> [Provided data]:
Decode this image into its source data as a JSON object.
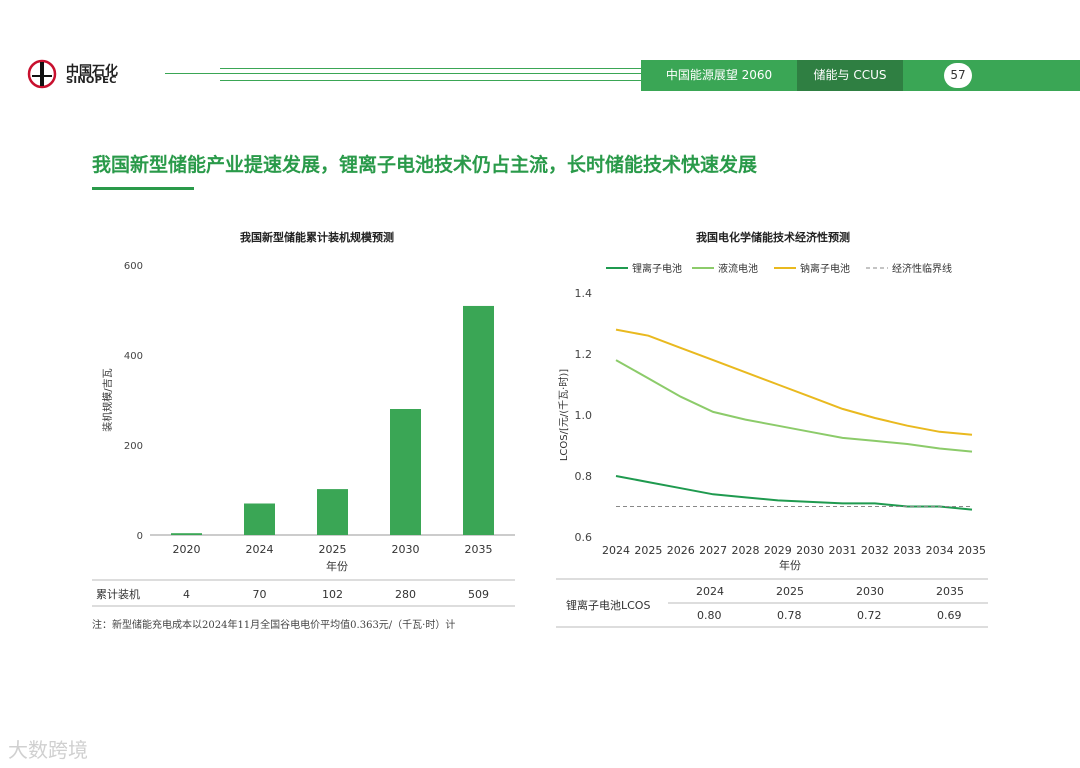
{
  "header": {
    "logo_cn": "中国石化",
    "logo_en": "SINOPEC",
    "report": "中国能源展望 2060",
    "section": "储能与 CCUS",
    "page": "57"
  },
  "title": "我国新型储能产业提速发展，锂离子电池技术仍占主流，长时储能技术快速发展",
  "left_chart": {
    "title": "我国新型储能累计装机规模预测",
    "ylabel": "装机规模/吉瓦",
    "xlabel": "年份",
    "row_label": "累计装机",
    "categories": [
      "2020",
      "2024",
      "2025",
      "2030",
      "2035"
    ],
    "values": [
      4,
      70,
      102,
      280,
      509
    ],
    "yticks": [
      "0",
      "200",
      "400",
      "600"
    ],
    "ylim": [
      0,
      600
    ]
  },
  "right_chart": {
    "title": "我国电化学储能技术经济性预测",
    "ylabel": "LCOS/[元/(千瓦·时)]",
    "xlabel": "年份",
    "yticks": [
      "0.6",
      "0.8",
      "1.0",
      "1.2",
      "1.4"
    ],
    "ylim": [
      0.6,
      1.4
    ],
    "x": [
      "2024",
      "2025",
      "2026",
      "2027",
      "2028",
      "2029",
      "2030",
      "2031",
      "2032",
      "2033",
      "2034",
      "2035"
    ],
    "legend": [
      "锂离子电池",
      "液流电池",
      "钠离子电池",
      "经济性临界线"
    ],
    "table": {
      "row_label": "锂离子电池LCOS",
      "years": [
        "2024",
        "2025",
        "2030",
        "2035"
      ],
      "values": [
        "0.80",
        "0.78",
        "0.72",
        "0.69"
      ]
    }
  },
  "chart_data": [
    {
      "type": "bar",
      "title": "我国新型储能累计装机规模预测",
      "xlabel": "年份",
      "ylabel": "装机规模/吉瓦",
      "categories": [
        "2020",
        "2024",
        "2025",
        "2030",
        "2035"
      ],
      "values": [
        4,
        70,
        102,
        280,
        509
      ],
      "ylim": [
        0,
        600
      ],
      "color": "#3aa655"
    },
    {
      "type": "line",
      "title": "我国电化学储能技术经济性预测",
      "xlabel": "年份",
      "ylabel": "LCOS/[元/(千瓦·时)]",
      "x": [
        2024,
        2025,
        2026,
        2027,
        2028,
        2029,
        2030,
        2031,
        2032,
        2033,
        2034,
        2035
      ],
      "ylim": [
        0.6,
        1.4
      ],
      "legend_position": "top",
      "series": [
        {
          "name": "锂离子电池",
          "color": "#1f9a4f",
          "values": [
            0.8,
            0.78,
            0.76,
            0.74,
            0.73,
            0.72,
            0.715,
            0.71,
            0.71,
            0.7,
            0.7,
            0.69
          ]
        },
        {
          "name": "液流电池",
          "color": "#8ccb6a",
          "values": [
            1.18,
            1.12,
            1.06,
            1.01,
            0.985,
            0.965,
            0.945,
            0.925,
            0.915,
            0.905,
            0.89,
            0.88
          ]
        },
        {
          "name": "钠离子电池",
          "color": "#e9b91f",
          "values": [
            1.28,
            1.26,
            1.22,
            1.18,
            1.14,
            1.1,
            1.06,
            1.02,
            0.99,
            0.965,
            0.945,
            0.935
          ]
        },
        {
          "name": "经济性临界线",
          "color": "#888888",
          "dashed": true,
          "values": [
            0.7,
            0.7,
            0.7,
            0.7,
            0.7,
            0.7,
            0.7,
            0.7,
            0.7,
            0.7,
            0.7,
            0.7
          ]
        }
      ]
    }
  ],
  "note": "注：新型储能充电成本以2024年11月全国谷电电价平均值0.363元/（千瓦·时）计",
  "watermark": "大数跨境"
}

> [Exercise instructions]:
Using the material above, copy every line in which the string "我国新型储能累计装机规模预测" occurs.

> [Final result]:
    "title": "我国新型储能累计装机规模预测",
      "title": "我国新型储能累计装机规模预测",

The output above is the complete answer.